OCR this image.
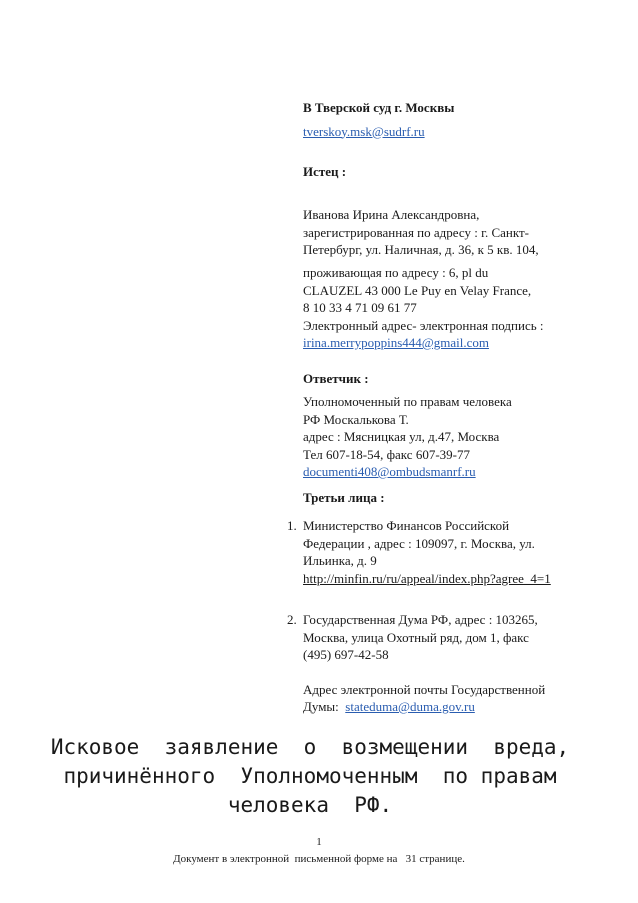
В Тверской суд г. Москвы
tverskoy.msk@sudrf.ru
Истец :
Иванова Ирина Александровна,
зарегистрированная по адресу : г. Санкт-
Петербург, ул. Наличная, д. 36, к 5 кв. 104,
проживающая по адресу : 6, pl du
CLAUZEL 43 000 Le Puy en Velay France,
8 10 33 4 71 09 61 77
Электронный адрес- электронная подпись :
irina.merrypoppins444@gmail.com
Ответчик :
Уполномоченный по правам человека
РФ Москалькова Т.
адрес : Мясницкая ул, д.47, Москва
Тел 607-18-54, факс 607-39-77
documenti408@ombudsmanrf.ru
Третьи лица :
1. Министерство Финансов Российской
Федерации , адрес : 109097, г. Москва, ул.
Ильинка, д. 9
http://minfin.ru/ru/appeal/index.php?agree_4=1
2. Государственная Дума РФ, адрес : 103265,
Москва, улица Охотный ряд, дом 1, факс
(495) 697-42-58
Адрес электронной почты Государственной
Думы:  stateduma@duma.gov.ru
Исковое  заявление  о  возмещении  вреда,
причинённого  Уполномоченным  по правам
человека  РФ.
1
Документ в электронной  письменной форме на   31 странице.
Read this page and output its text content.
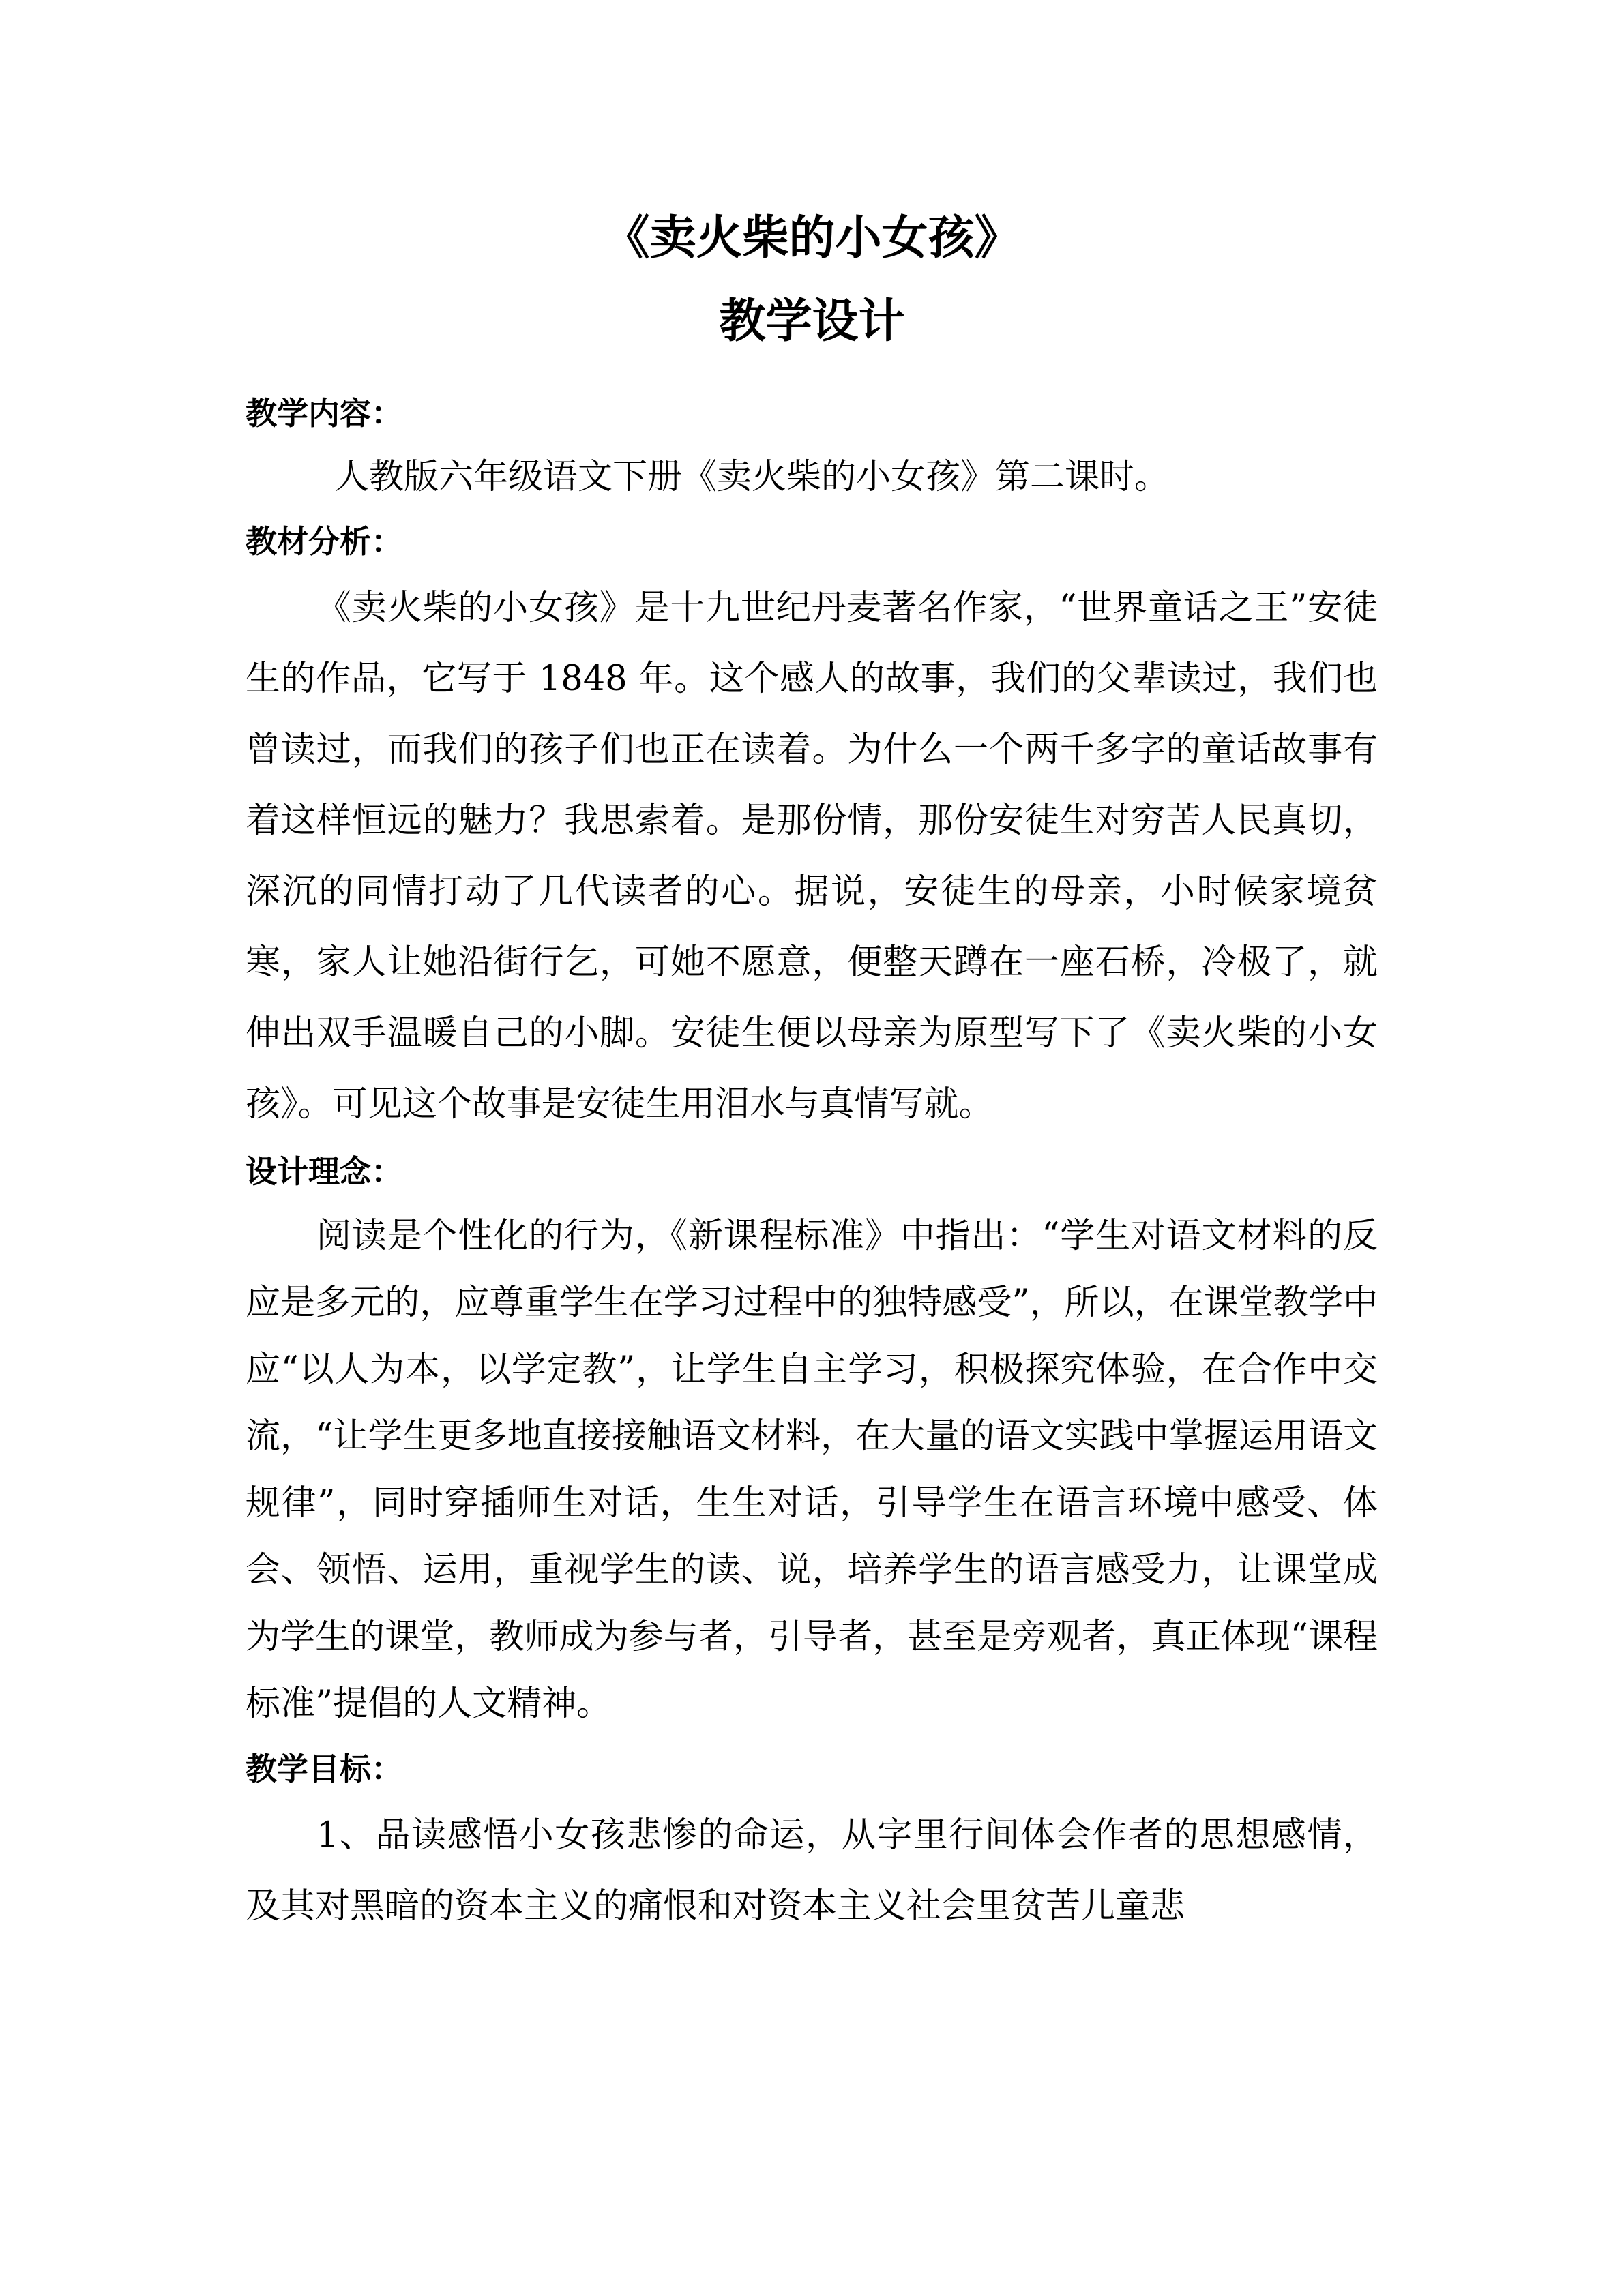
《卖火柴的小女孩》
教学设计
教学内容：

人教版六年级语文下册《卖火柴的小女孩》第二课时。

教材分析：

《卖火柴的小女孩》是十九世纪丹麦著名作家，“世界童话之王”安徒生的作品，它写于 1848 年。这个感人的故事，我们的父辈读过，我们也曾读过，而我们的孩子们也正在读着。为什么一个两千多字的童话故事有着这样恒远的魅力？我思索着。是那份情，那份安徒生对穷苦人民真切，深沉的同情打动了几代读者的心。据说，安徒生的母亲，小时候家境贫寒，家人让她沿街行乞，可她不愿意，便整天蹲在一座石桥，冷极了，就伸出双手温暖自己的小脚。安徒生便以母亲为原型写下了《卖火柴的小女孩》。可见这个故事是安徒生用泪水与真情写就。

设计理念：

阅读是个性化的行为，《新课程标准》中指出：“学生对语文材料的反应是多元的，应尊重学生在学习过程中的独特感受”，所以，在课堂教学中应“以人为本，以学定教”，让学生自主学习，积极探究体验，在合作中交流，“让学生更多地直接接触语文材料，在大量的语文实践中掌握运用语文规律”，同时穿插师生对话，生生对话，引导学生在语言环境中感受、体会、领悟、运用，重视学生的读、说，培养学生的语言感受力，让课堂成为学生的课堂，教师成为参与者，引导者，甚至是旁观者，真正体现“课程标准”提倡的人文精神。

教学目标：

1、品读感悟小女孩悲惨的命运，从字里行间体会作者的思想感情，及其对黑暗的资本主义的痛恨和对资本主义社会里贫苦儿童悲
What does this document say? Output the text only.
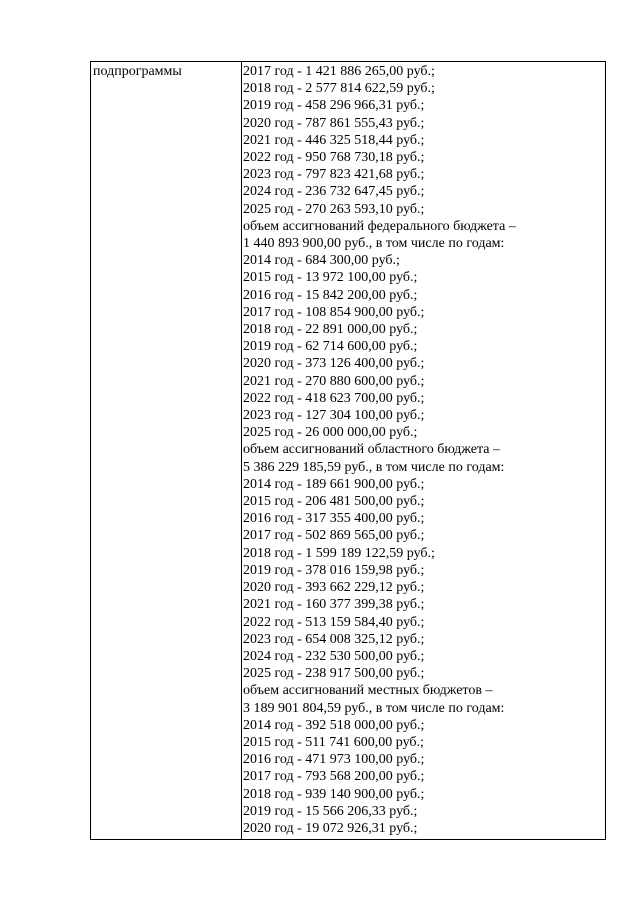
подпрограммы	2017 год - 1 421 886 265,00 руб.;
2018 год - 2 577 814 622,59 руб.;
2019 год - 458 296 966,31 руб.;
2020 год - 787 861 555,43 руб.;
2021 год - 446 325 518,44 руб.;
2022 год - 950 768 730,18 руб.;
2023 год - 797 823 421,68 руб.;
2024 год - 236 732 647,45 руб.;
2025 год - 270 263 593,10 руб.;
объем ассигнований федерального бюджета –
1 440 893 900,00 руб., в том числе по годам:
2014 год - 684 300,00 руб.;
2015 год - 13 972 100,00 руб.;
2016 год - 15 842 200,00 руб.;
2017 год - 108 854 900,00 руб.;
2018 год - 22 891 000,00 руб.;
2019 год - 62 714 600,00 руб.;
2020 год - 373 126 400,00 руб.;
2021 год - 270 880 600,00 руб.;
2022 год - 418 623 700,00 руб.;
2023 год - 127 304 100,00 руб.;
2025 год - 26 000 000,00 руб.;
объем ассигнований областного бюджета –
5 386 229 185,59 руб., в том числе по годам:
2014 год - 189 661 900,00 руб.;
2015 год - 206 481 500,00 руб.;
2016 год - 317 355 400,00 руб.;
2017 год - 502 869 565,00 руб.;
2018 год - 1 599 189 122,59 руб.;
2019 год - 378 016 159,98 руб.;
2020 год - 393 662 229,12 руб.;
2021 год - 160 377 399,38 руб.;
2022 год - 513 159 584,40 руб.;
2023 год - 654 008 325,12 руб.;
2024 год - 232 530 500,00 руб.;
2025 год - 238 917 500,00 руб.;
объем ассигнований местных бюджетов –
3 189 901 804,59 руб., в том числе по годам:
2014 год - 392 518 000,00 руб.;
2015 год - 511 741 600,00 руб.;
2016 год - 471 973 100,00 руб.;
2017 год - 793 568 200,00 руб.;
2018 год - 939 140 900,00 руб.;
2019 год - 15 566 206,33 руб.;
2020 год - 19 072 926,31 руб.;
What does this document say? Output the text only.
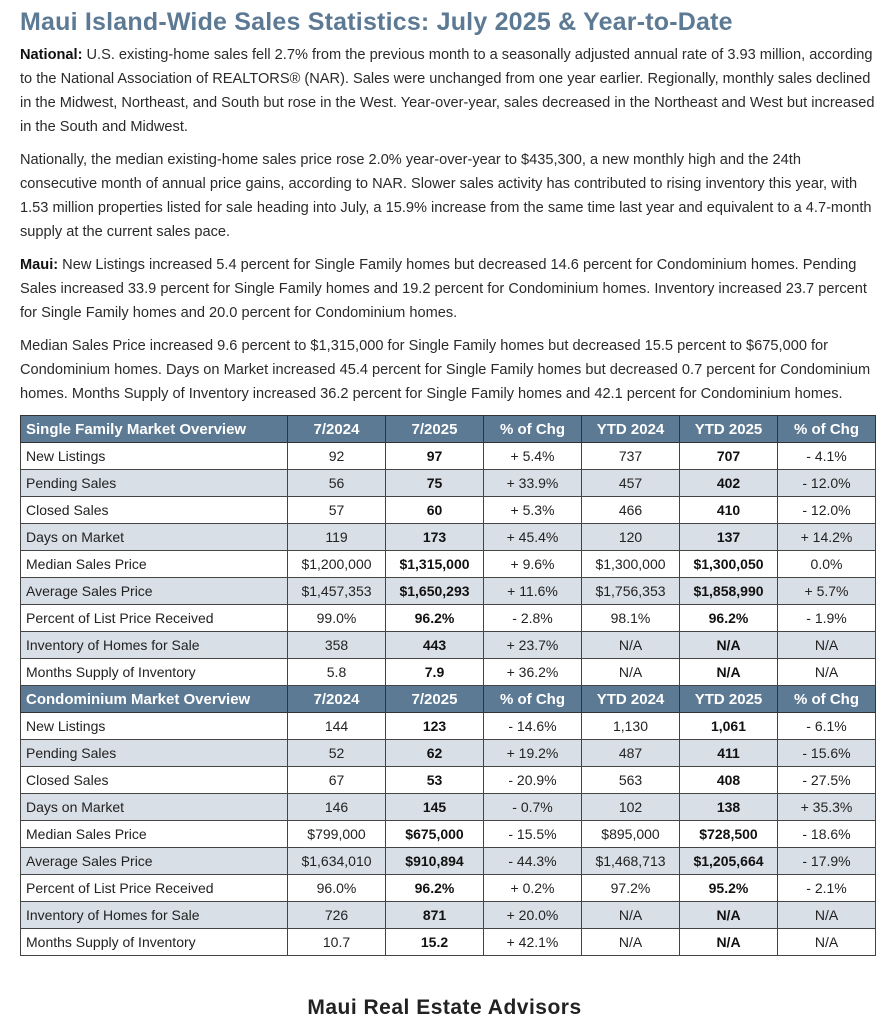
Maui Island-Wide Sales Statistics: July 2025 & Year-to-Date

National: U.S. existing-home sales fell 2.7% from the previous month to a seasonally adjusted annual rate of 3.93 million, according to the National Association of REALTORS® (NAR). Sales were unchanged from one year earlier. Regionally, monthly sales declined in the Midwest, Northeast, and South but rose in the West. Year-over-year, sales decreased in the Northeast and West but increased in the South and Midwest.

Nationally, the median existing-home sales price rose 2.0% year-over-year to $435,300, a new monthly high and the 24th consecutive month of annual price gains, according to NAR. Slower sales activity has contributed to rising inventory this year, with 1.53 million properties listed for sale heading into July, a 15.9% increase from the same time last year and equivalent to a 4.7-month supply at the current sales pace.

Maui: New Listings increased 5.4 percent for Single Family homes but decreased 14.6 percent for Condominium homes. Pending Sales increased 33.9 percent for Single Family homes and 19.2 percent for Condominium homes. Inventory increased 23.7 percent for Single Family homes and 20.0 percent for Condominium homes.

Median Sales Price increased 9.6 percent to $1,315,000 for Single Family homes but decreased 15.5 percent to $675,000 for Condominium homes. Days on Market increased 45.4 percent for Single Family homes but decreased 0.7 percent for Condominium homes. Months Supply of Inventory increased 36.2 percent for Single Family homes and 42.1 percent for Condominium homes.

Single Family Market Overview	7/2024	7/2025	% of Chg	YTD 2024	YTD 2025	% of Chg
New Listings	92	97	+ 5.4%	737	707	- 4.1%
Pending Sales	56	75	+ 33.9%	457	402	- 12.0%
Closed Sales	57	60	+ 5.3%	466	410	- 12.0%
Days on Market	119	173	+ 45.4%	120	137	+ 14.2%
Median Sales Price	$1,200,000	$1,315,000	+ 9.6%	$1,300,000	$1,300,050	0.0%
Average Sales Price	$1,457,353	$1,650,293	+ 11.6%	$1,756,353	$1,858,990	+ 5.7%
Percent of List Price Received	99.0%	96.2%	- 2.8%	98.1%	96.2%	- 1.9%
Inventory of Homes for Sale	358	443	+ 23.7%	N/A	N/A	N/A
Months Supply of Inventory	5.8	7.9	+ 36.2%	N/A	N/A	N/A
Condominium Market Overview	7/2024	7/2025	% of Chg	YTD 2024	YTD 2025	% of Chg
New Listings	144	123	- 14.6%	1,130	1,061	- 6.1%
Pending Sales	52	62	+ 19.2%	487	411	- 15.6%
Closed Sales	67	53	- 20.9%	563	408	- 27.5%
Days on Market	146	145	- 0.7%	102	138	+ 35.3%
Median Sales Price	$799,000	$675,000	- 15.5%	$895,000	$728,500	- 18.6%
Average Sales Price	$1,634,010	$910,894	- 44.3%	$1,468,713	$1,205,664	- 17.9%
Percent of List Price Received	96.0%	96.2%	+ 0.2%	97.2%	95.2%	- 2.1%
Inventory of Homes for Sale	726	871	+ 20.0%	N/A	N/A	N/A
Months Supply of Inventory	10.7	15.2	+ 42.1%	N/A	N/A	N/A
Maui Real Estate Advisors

◆ ◆ ◆ ◆

_Given problem:_
Count how many lines in the data above hold the string "Average", and give the number with no other words.

_Answer to the task:_
2